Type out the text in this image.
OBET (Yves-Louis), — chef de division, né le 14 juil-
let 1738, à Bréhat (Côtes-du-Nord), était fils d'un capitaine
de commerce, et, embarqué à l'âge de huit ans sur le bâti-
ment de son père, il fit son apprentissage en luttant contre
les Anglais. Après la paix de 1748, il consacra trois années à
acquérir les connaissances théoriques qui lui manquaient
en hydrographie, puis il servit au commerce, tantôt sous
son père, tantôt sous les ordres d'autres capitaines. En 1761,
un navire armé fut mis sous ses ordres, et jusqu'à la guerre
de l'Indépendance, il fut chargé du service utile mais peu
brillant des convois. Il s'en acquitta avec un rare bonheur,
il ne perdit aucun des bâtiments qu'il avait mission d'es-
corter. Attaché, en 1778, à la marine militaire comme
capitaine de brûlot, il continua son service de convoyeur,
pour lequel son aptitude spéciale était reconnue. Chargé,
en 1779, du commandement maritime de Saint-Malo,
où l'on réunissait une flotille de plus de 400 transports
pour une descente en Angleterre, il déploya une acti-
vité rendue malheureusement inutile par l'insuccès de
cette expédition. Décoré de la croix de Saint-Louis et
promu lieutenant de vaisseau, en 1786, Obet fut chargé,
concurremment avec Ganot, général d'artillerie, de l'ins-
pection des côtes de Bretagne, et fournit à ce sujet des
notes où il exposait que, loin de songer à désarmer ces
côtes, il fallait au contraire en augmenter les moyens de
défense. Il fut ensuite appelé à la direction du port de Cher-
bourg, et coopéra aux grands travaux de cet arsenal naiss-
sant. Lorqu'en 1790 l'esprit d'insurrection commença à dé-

##############################

◆ **PROBLEM TO WORK ON**: Identify the lines in the records above that contain the word "était", then state how many there are and nothing more.

◆ **OUTPUT OF THE TASK**: 2